**Requirement**
Write out the data below exactly as given, without any of its pictures.

**Records for this exercise**

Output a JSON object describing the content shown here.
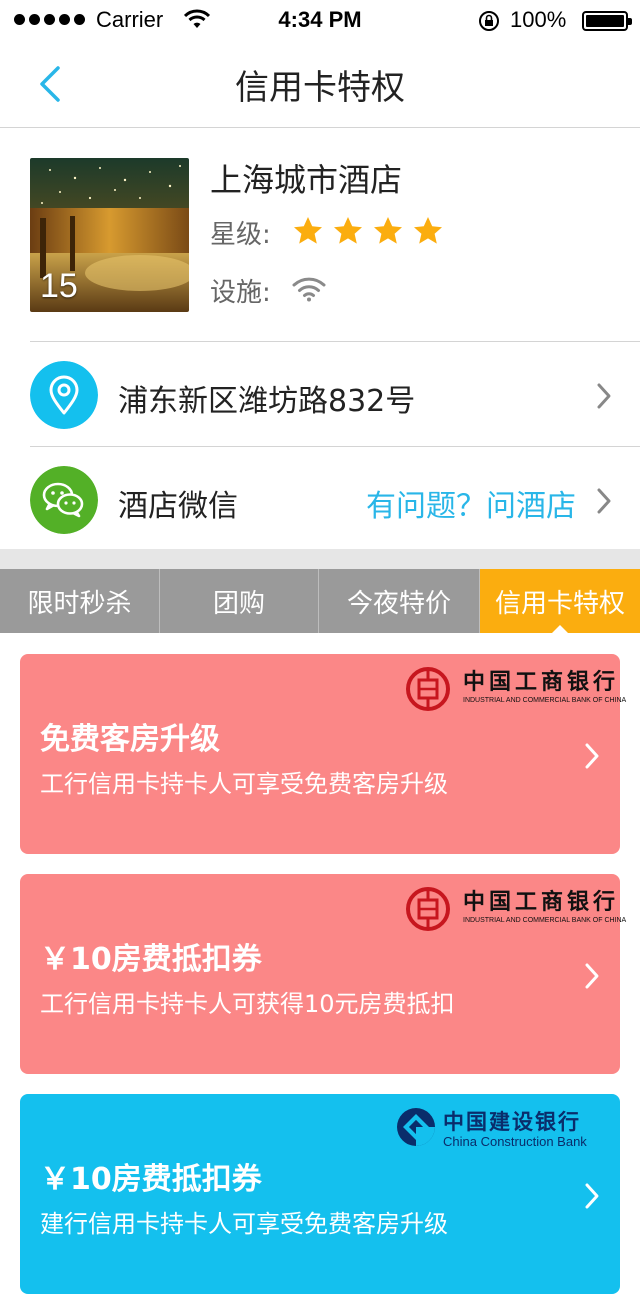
{
  "status_bar": {
    "carrier": "Carrier",
    "time": "4:34 PM",
    "battery": "100%"
  },
  "nav": {
    "title": "信用卡特权"
  },
  "hotel": {
    "name": "上海城市酒店",
    "photo_count": "15",
    "star_label": "星级:",
    "stars": 4,
    "facility_label": "设施:",
    "facilities": [
      "wifi-icon"
    ]
  },
  "address": {
    "text": "浦东新区潍坊路832号"
  },
  "wechat": {
    "label": "酒店微信",
    "link": "有问题？问酒店"
  },
  "tabs": [
    {
      "label": "限时秒杀",
      "active": false
    },
    {
      "label": "团购",
      "active": false
    },
    {
      "label": "今夜特价",
      "active": false
    },
    {
      "label": "信用卡特权",
      "active": true
    }
  ],
  "offers": [
    {
      "bank": "中国工商银行",
      "bank_en": "INDUSTRIAL AND COMMERCIAL BANK OF CHINA",
      "title": "免费客房升级",
      "desc": "工行信用卡持卡人可享受免费客房升级",
      "color": "#fb8787"
    },
    {
      "bank": "中国工商银行",
      "bank_en": "INDUSTRIAL AND COMMERCIAL BANK OF CHINA",
      "title": "￥10房费抵扣券",
      "desc": "工行信用卡持卡人可获得10元房费抵扣",
      "color": "#fb8787"
    },
    {
      "bank": "中国建设银行",
      "bank_en": "China Construction Bank",
      "title": "￥10房费抵扣券",
      "desc": "建行信用卡持卡人可享受免费客房升级",
      "color": "#14c0ee"
    }
  ],
  "colors": {
    "accent": "#29b6e8",
    "tab_active": "#fbad0f",
    "tab_inactive": "#9a9a9a",
    "star": "#fbad0f",
    "wechat": "#53b027",
    "icbc_card": "#fb8787",
    "ccb_card": "#14c0ee"
  }
}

**Written response**
Output a JSON object describing the content shown here.
{
  "status_bar": {
    "carrier": "Carrier",
    "time": "4:34 PM",
    "battery": "100%"
  },
  "nav": {
    "title": "信用卡特权"
  },
  "hotel": {
    "name": "上海城市酒店",
    "photo_count": "15",
    "star_label": "星级:",
    "stars": 4,
    "facility_label": "设施:",
    "facilities": [
      "wifi-icon"
    ]
  },
  "address": {
    "text": "浦东新区潍坊路832号"
  },
  "wechat": {
    "label": "酒店微信",
    "link": "有问题？问酒店"
  },
  "tabs": [
    {
      "label": "限时秒杀",
      "active": false
    },
    {
      "label": "团购",
      "active": false
    },
    {
      "label": "今夜特价",
      "active": false
    },
    {
      "label": "信用卡特权",
      "active": true
    }
  ],
  "offers": [
    {
      "bank": "中国工商银行",
      "bank_en": "INDUSTRIAL AND COMMERCIAL BANK OF CHINA",
      "title": "免费客房升级",
      "desc": "工行信用卡持卡人可享受免费客房升级",
      "color": "#fb8787"
    },
    {
      "bank": "中国工商银行",
      "bank_en": "INDUSTRIAL AND COMMERCIAL BANK OF CHINA",
      "title": "￥10房费抵扣券",
      "desc": "工行信用卡持卡人可获得10元房费抵扣",
      "color": "#fb8787"
    },
    {
      "bank": "中国建设银行",
      "bank_en": "China Construction Bank",
      "title": "￥10房费抵扣券",
      "desc": "建行信用卡持卡人可享受免费客房升级",
      "color": "#14c0ee"
    }
  ],
  "colors": {
    "accent": "#29b6e8",
    "tab_active": "#fbad0f",
    "tab_inactive": "#9a9a9a",
    "star": "#fbad0f",
    "wechat": "#53b027",
    "icbc_card": "#fb8787",
    "ccb_card": "#14c0ee"
  }
}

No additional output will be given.